Data records –
>>
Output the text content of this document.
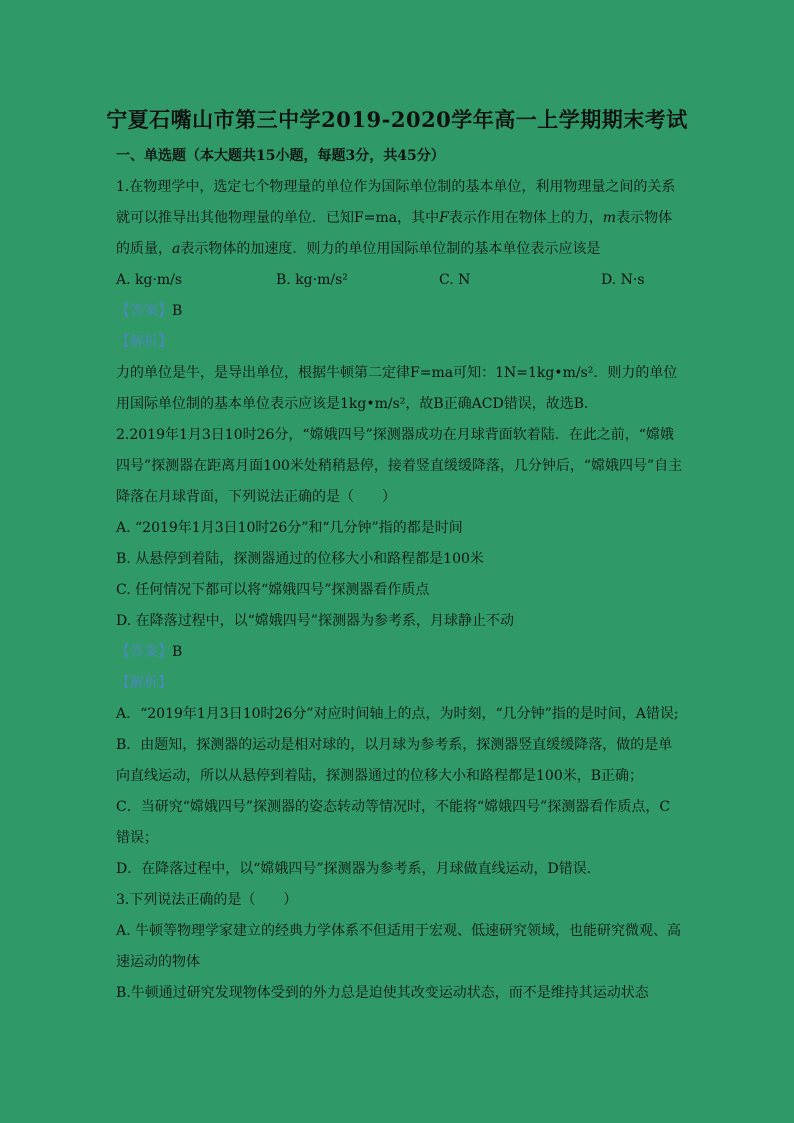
宁夏石嘴山市第三中学2019-2020学年高一上学期期末考试
一、单选题（本大题共15小题，每题3分，共45分）

1.在物理学中，选定七个物理量的单位作为国际单位制的基本单位，利用物理量之间的关系就可以推导出其他物理量的单位．已知F=ma，其中F表示作用在物体上的力，m表示物体的质量，a表示物体的加速度．则力的单位用国际单位制的基本单位表示应该是

A. kg·m/s	B. kg·m/s²	C. N	D. N·s

【答案】B

【解析】

力的单位是牛，是导出单位，根据牛顿第二定律F=ma可知：1N=1kg•m/s²．则力的单位用国际单位制的基本单位表示应该是1kg•m/s²，故B正确ACD错误，故选B．

2.2019年1月3日10时26分，“嫦娥四号”探测器成功在月球背面软着陆．在此之前，“嫦娥四号”探测器在距离月面100米处稍稍悬停，接着竖直缓缓降落，几分钟后，“嫦娥四号”自主降落在月球背面，下列说法正确的是（　　）

A. “2019年1月3日10时26分”和“几分钟”指的都是时间

B. 从悬停到着陆，探测器通过的位移大小和路程都是100米

C. 任何情况下都可以将“嫦娥四号”探测器看作质点

D. 在降落过程中，以“嫦娥四号”探测器为参考系，月球静止不动

【答案】B

【解析】

A．“2019年1月3日10时26分”对应时间轴上的点，为时刻，“几分钟”指的是时间，A错误;

B．由题知，探测器的运动是相对球的，以月球为参考系，探测器竖直缓缓降落，做的是单向直线运动，所以从悬停到着陆，探测器通过的位移大小和路程都是100米，B正确；

C．当研究“嫦娥四号”探测器的姿态转动等情况时，不能将“嫦娥四号”探测器看作质点，C错误；

D．在降落过程中，以“嫦娥四号”探测器为参考系，月球做直线运动，D错误．

3.下列说法正确的是（　　）

A. 牛顿等物理学家建立的经典力学体系不但适用于宏观、低速研究领域，也能研究微观、高速运动的物体

B.牛顿通过研究发现物体受到的外力总是迫使其改变运动状态，而不是维持其运动状态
<<
Exercise prompt –
Set down all the entries exactly as they appear, but skip any pictures.

The completed task –
Output the text content of this document.
宁夏石嘴山市第三中学2019-2020学年高一上学期期末考试
一、单选题（本大题共15小题，每题3分，共45分）

1.在物理学中，选定七个物理量的单位作为国际单位制的基本单位，利用物理量之间的关系就可以推导出其他物理量的单位．已知F=ma，其中F表示作用在物体上的力，m表示物体的质量，a表示物体的加速度．则力的单位用国际单位制的基本单位表示应该是

A. kg·m/s	B. kg·m/s²	C. N	D. N·s

【答案】B

【解析】

力的单位是牛，是导出单位，根据牛顿第二定律F=ma可知：1N=1kg•m/s²．则力的单位用国际单位制的基本单位表示应该是1kg•m/s²，故B正确ACD错误，故选B．

2.2019年1月3日10时26分，“嫦娥四号”探测器成功在月球背面软着陆．在此之前，“嫦娥四号”探测器在距离月面100米处稍稍悬停，接着竖直缓缓降落，几分钟后，“嫦娥四号”自主降落在月球背面，下列说法正确的是（　　）

A. “2019年1月3日10时26分”和“几分钟”指的都是时间

B. 从悬停到着陆，探测器通过的位移大小和路程都是100米

C. 任何情况下都可以将“嫦娥四号”探测器看作质点

D. 在降落过程中，以“嫦娥四号”探测器为参考系，月球静止不动

【答案】B

【解析】

A．“2019年1月3日10时26分”对应时间轴上的点，为时刻，“几分钟”指的是时间，A错误;

B．由题知，探测器的运动是相对球的，以月球为参考系，探测器竖直缓缓降落，做的是单向直线运动，所以从悬停到着陆，探测器通过的位移大小和路程都是100米，B正确；

C．当研究“嫦娥四号”探测器的姿态转动等情况时，不能将“嫦娥四号”探测器看作质点，C错误；

D．在降落过程中，以“嫦娥四号”探测器为参考系，月球做直线运动，D错误．

3.下列说法正确的是（　　）

A. 牛顿等物理学家建立的经典力学体系不但适用于宏观、低速研究领域，也能研究微观、高速运动的物体

B.牛顿通过研究发现物体受到的外力总是迫使其改变运动状态，而不是维持其运动状态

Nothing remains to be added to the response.